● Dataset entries
— START —
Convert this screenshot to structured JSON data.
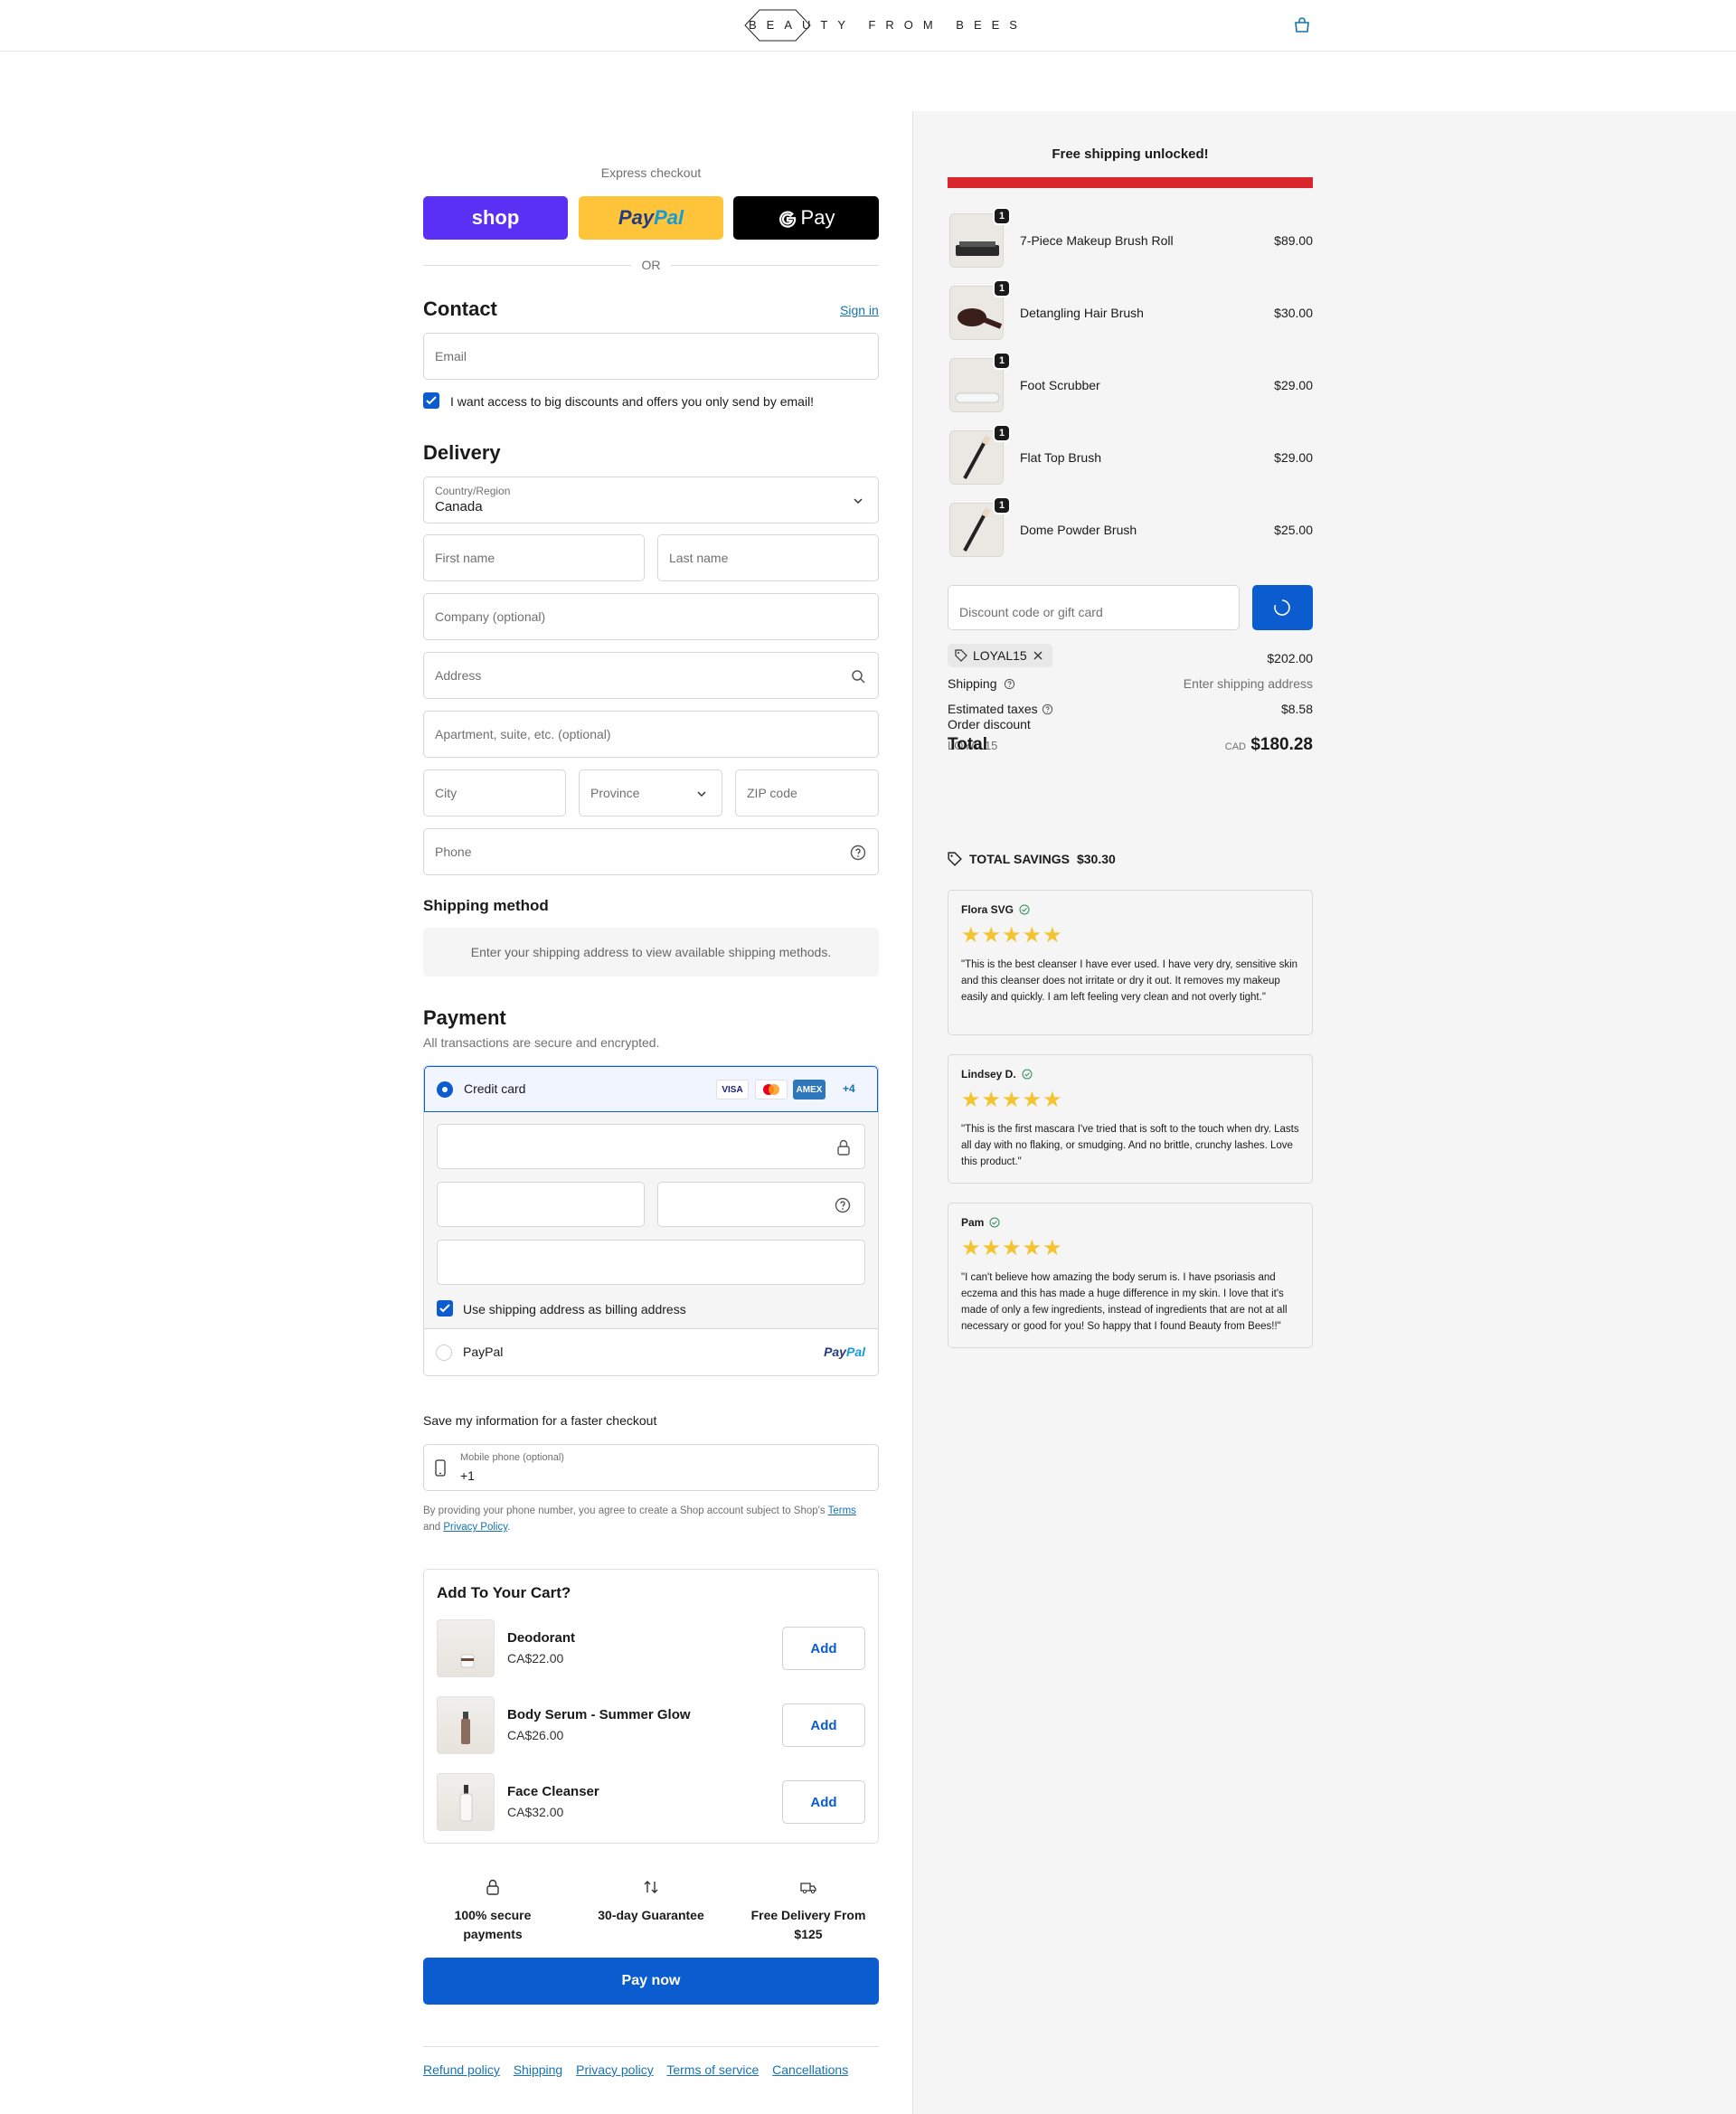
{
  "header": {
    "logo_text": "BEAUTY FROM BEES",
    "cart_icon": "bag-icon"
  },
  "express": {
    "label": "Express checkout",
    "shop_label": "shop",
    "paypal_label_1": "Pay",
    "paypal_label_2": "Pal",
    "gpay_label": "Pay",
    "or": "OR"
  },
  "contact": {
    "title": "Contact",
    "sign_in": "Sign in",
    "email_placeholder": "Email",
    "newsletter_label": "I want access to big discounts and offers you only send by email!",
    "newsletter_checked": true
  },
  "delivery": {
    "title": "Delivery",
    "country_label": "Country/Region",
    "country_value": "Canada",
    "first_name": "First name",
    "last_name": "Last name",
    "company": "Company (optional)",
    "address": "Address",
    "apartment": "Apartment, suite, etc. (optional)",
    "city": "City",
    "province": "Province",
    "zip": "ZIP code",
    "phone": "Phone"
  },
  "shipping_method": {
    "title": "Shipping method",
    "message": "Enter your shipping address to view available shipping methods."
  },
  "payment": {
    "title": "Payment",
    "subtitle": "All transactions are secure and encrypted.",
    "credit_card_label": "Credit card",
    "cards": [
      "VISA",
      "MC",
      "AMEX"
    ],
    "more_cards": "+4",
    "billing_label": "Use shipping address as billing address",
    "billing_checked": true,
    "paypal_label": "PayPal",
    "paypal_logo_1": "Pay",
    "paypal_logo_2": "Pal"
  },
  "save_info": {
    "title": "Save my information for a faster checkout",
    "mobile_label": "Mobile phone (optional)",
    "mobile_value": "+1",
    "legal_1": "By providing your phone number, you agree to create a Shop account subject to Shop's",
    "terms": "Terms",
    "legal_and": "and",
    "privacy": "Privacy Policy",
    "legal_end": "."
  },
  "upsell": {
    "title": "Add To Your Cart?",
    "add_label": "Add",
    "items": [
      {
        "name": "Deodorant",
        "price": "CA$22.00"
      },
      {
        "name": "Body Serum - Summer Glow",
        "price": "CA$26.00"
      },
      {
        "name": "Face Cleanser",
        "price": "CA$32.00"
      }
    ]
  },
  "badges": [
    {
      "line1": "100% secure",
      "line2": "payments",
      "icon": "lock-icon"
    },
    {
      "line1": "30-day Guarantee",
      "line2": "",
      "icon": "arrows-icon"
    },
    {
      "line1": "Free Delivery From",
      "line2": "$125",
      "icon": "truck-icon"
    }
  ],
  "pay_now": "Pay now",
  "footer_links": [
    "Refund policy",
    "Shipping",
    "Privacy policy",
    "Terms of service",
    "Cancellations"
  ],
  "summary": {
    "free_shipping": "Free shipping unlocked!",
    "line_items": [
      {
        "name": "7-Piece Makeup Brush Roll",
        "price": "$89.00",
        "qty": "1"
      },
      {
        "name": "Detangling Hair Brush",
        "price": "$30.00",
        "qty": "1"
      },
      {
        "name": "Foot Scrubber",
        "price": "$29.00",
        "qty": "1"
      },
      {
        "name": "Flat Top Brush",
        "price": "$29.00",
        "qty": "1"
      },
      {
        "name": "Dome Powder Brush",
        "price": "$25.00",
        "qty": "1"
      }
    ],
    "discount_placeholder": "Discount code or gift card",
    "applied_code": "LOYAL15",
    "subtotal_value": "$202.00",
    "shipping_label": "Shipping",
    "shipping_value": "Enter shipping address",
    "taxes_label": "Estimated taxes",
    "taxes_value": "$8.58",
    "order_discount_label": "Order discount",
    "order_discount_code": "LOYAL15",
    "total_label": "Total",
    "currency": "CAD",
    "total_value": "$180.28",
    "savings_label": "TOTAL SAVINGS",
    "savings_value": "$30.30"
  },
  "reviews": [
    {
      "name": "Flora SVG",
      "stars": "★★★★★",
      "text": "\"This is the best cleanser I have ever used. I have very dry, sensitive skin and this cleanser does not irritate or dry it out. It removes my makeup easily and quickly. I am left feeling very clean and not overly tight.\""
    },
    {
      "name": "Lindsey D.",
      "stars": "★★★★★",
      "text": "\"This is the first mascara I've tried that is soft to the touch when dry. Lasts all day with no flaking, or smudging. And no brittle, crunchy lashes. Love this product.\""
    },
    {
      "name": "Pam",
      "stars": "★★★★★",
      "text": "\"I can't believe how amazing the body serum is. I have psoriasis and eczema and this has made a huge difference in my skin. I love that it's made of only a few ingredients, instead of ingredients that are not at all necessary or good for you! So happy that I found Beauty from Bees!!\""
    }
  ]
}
— END —
— START —
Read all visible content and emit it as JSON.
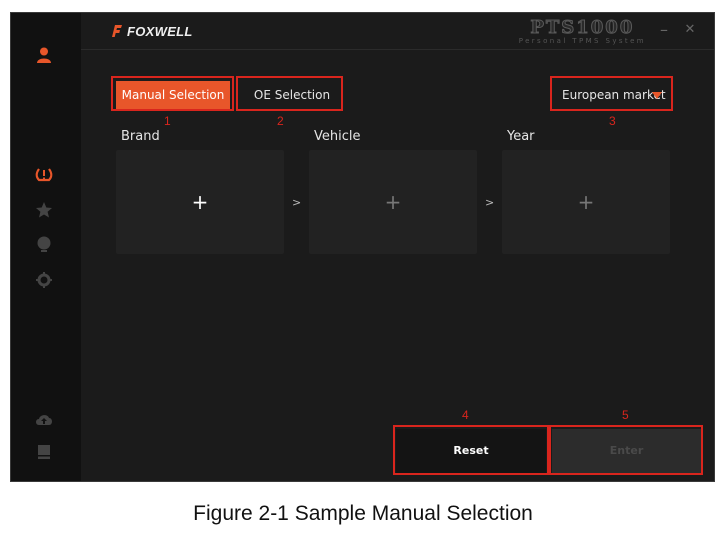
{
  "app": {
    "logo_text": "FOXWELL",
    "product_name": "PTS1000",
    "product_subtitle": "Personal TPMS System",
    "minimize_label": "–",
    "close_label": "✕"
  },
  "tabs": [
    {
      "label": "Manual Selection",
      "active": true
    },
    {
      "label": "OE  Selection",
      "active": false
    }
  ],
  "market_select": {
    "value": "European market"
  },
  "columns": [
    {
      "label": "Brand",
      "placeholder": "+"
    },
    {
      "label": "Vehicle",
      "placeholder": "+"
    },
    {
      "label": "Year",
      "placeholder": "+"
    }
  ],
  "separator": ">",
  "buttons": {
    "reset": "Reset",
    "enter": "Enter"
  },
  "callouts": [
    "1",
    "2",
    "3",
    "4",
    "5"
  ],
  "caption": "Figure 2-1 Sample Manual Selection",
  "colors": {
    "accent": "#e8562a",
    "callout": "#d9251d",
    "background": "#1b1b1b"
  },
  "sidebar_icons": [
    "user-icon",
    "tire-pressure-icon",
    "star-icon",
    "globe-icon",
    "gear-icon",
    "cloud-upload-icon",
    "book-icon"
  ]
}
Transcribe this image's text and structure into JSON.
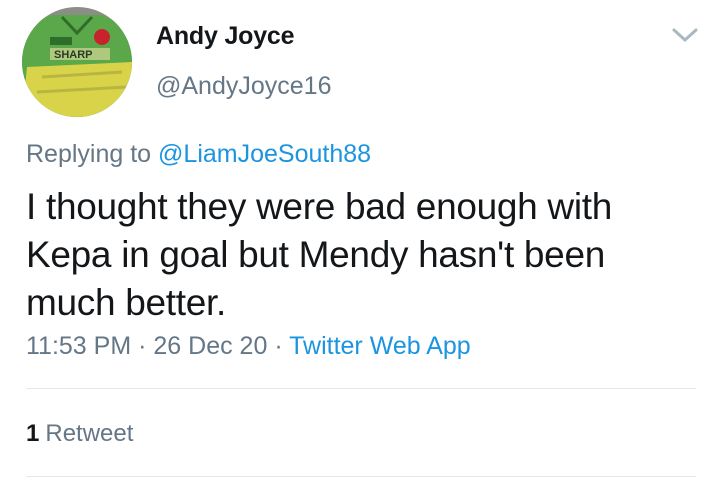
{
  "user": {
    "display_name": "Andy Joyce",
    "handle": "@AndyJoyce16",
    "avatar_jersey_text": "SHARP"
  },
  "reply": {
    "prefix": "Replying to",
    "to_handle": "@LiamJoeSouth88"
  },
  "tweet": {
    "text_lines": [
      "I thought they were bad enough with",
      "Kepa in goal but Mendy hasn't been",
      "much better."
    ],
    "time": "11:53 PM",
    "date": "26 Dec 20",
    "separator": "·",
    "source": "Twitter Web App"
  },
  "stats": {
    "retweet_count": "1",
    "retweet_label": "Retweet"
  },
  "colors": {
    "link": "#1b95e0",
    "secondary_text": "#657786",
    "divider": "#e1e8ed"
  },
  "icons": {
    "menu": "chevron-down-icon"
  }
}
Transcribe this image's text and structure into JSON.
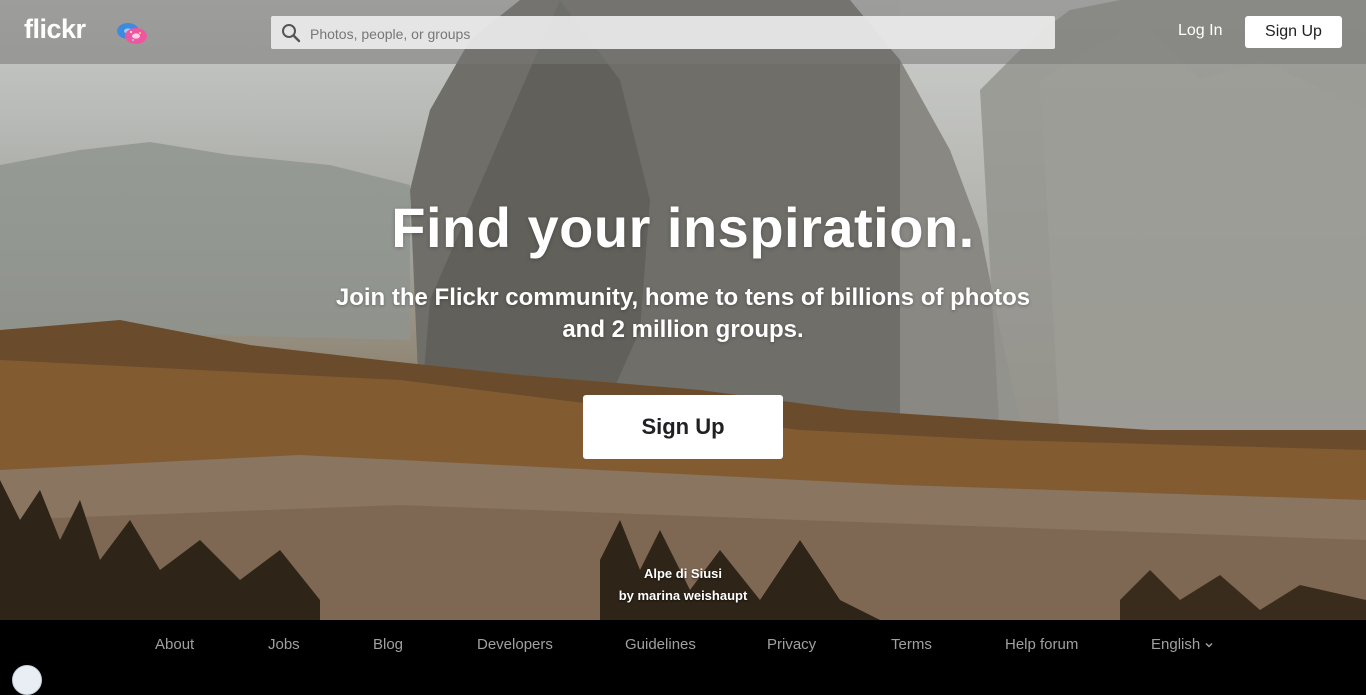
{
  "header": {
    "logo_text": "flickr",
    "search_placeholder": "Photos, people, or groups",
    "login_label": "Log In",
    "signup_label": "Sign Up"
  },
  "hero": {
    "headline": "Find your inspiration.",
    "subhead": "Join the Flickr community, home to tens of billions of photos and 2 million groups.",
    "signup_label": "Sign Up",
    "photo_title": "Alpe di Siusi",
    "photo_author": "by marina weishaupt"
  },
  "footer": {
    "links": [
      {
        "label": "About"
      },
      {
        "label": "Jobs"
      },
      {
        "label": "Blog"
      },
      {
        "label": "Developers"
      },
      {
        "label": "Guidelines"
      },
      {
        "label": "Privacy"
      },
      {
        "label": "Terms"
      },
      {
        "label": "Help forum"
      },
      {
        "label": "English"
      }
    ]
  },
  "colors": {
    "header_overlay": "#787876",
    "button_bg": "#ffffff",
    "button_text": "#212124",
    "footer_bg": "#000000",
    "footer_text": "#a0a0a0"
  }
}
— END —
● DESCRIPTION OF THE TASK
Using the listing above, show every line that includes the string "phone".

● WRITTEN RESPONSE
    "phone": "Phone"
    "mobile_label": "Mobile phone (optional)",
    "legal_1": "By providing your phone number, you agree to create a Shop account subject to Shop's",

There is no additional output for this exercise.